* _SET EXERCISE_: Give back all the data exactly, line by line.

* _Records_:
:::
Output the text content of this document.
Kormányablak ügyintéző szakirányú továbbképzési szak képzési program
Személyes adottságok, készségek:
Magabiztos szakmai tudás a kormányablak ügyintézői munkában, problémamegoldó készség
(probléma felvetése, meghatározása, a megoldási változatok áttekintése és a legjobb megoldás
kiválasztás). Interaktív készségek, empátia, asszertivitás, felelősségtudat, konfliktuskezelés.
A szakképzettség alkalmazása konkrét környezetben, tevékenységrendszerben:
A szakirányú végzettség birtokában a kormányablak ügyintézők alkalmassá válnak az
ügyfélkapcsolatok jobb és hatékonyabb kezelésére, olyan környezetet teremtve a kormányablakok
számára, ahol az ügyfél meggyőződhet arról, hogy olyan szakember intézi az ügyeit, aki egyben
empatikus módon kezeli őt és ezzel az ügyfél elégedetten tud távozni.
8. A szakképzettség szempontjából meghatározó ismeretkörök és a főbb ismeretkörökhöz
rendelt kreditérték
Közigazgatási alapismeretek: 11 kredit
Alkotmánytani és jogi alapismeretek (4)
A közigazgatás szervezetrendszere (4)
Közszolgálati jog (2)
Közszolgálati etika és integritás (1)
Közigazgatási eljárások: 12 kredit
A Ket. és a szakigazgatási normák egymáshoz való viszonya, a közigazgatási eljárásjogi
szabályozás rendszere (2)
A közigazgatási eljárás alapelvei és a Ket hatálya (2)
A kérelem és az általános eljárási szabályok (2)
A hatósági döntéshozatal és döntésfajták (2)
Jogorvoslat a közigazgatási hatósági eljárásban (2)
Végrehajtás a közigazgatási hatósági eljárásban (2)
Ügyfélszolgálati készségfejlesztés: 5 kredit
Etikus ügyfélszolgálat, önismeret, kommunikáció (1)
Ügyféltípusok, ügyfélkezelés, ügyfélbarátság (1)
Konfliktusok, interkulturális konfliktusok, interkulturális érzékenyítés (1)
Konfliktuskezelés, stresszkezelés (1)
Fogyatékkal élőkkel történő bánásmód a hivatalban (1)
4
:::
* _EXPECTED ANSWER_:
Output the text content of this document.
Kormányablak ügyintéző szakirányú továbbképzési szak képzési program
Személyes adottságok, készségek:
Magabiztos szakmai tudás a kormányablak ügyintézői munkában, problémamegoldó készség
(probléma felvetése, meghatározása, a megoldási változatok áttekintése és a legjobb megoldás
kiválasztás). Interaktív készségek, empátia, asszertivitás, felelősségtudat, konfliktuskezelés.
A szakképzettség alkalmazása konkrét környezetben, tevékenységrendszerben:
A szakirányú végzettség birtokában a kormányablak ügyintézők alkalmassá válnak az
ügyfélkapcsolatok jobb és hatékonyabb kezelésére, olyan környezetet teremtve a kormányablakok
számára, ahol az ügyfél meggyőződhet arról, hogy olyan szakember intézi az ügyeit, aki egyben
empatikus módon kezeli őt és ezzel az ügyfél elégedetten tud távozni.
8. A szakképzettség szempontjából meghatározó ismeretkörök és a főbb ismeretkörökhöz
rendelt kreditérték
Közigazgatási alapismeretek: 11 kredit
Alkotmánytani és jogi alapismeretek (4)
A közigazgatás szervezetrendszere (4)
Közszolgálati jog (2)
Közszolgálati etika és integritás (1)
Közigazgatási eljárások: 12 kredit
A Ket. és a szakigazgatási normák egymáshoz való viszonya, a közigazgatási eljárásjogi
szabályozás rendszere (2)
A közigazgatási eljárás alapelvei és a Ket hatálya (2)
A kérelem és az általános eljárási szabályok (2)
A hatósági döntéshozatal és döntésfajták (2)
Jogorvoslat a közigazgatási hatósági eljárásban (2)
Végrehajtás a közigazgatási hatósági eljárásban (2)
Ügyfélszolgálati készségfejlesztés: 5 kredit
Etikus ügyfélszolgálat, önismeret, kommunikáció (1)
Ügyféltípusok, ügyfélkezelés, ügyfélbarátság (1)
Konfliktusok, interkulturális konfliktusok, interkulturális érzékenyítés (1)
Konfliktuskezelés, stresszkezelés (1)
Fogyatékkal élőkkel történő bánásmód a hivatalban (1)
4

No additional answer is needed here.